• TASK
Skip any picture you find and retype all the remaining lines exactly.
....
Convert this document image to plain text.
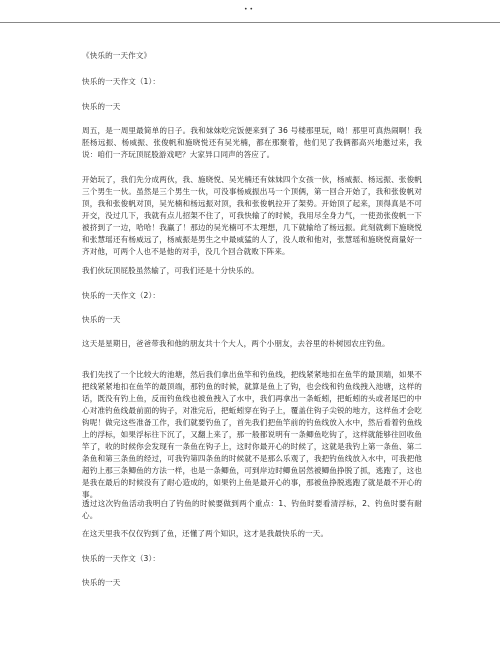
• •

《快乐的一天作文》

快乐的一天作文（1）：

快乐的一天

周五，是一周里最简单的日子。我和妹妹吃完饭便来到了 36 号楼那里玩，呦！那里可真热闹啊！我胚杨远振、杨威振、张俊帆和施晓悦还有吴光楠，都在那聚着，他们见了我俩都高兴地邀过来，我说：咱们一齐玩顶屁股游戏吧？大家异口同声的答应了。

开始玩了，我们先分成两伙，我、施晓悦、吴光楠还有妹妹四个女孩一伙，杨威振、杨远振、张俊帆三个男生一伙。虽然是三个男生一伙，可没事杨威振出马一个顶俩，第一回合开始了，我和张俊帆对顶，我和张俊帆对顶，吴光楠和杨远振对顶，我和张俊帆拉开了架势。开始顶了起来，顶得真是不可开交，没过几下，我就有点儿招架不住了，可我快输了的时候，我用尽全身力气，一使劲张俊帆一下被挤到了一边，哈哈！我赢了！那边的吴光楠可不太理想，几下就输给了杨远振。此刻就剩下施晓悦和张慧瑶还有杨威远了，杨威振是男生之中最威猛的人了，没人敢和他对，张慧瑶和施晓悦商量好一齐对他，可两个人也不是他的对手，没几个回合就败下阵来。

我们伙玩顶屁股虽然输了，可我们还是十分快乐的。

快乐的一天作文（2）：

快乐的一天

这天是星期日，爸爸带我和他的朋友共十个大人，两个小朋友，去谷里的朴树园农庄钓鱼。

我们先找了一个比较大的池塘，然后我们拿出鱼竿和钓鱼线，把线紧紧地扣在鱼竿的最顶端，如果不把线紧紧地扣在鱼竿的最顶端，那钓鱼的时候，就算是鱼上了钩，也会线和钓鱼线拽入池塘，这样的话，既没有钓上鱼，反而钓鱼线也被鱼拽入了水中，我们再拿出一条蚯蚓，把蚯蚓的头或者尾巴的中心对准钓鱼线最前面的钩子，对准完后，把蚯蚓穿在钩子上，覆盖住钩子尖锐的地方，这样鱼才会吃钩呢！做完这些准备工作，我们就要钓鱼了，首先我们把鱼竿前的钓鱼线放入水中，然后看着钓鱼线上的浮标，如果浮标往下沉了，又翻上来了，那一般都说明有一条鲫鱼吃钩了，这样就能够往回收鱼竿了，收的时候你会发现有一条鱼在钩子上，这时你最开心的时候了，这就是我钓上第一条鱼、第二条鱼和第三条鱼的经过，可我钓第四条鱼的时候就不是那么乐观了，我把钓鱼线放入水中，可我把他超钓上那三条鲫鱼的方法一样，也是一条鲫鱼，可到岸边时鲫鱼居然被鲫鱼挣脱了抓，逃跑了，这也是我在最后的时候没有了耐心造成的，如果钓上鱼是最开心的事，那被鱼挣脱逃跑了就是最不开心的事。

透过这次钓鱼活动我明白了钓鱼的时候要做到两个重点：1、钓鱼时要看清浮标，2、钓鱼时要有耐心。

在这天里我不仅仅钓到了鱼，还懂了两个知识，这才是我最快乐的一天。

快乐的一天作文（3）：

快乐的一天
....
• SOLUTION TO THE PROBLEM
Convert this document image to plain text.
• •

《快乐的一天作文》

快乐的一天作文（1）：

快乐的一天

周五，是一周里最简单的日子。我和妹妹吃完饭便来到了 36 号楼那里玩，呦！那里可真热闹啊！我胚杨远振、杨威振、张俊帆和施晓悦还有吴光楠，都在那聚着，他们见了我俩都高兴地邀过来，我说：咱们一齐玩顶屁股游戏吧？大家异口同声的答应了。

开始玩了，我们先分成两伙，我、施晓悦、吴光楠还有妹妹四个女孩一伙，杨威振、杨远振、张俊帆三个男生一伙。虽然是三个男生一伙，可没事杨威振出马一个顶俩，第一回合开始了，我和张俊帆对顶，我和张俊帆对顶，吴光楠和杨远振对顶，我和张俊帆拉开了架势。开始顶了起来，顶得真是不可开交，没过几下，我就有点儿招架不住了，可我快输了的时候，我用尽全身力气，一使劲张俊帆一下被挤到了一边，哈哈！我赢了！那边的吴光楠可不太理想，几下就输给了杨远振。此刻就剩下施晓悦和张慧瑶还有杨威远了，杨威振是男生之中最威猛的人了，没人敢和他对，张慧瑶和施晓悦商量好一齐对他，可两个人也不是他的对手，没几个回合就败下阵来。

我们伙玩顶屁股虽然输了，可我们还是十分快乐的。

快乐的一天作文（2）：

快乐的一天

这天是星期日，爸爸带我和他的朋友共十个大人，两个小朋友，去谷里的朴树园农庄钓鱼。

我们先找了一个比较大的池塘，然后我们拿出鱼竿和钓鱼线，把线紧紧地扣在鱼竿的最顶端，如果不把线紧紧地扣在鱼竿的最顶端，那钓鱼的时候，就算是鱼上了钩，也会线和钓鱼线拽入池塘，这样的话，既没有钓上鱼，反而钓鱼线也被鱼拽入了水中，我们再拿出一条蚯蚓，把蚯蚓的头或者尾巴的中心对准钓鱼线最前面的钩子，对准完后，把蚯蚓穿在钩子上，覆盖住钩子尖锐的地方，这样鱼才会吃钩呢！做完这些准备工作，我们就要钓鱼了，首先我们把鱼竿前的钓鱼线放入水中，然后看着钓鱼线上的浮标，如果浮标往下沉了，又翻上来了，那一般都说明有一条鲫鱼吃钩了，这样就能够往回收鱼竿了，收的时候你会发现有一条鱼在钩子上，这时你最开心的时候了，这就是我钓上第一条鱼、第二条鱼和第三条鱼的经过，可我钓第四条鱼的时候就不是那么乐观了，我把钓鱼线放入水中，可我把他超钓上那三条鲫鱼的方法一样，也是一条鲫鱼，可到岸边时鲫鱼居然被鲫鱼挣脱了抓，逃跑了，这也是我在最后的时候没有了耐心造成的，如果钓上鱼是最开心的事，那被鱼挣脱逃跑了就是最不开心的事。

透过这次钓鱼活动我明白了钓鱼的时候要做到两个重点：1、钓鱼时要看清浮标，2、钓鱼时要有耐心。

在这天里我不仅仅钓到了鱼，还懂了两个知识，这才是我最快乐的一天。

快乐的一天作文（3）：

快乐的一天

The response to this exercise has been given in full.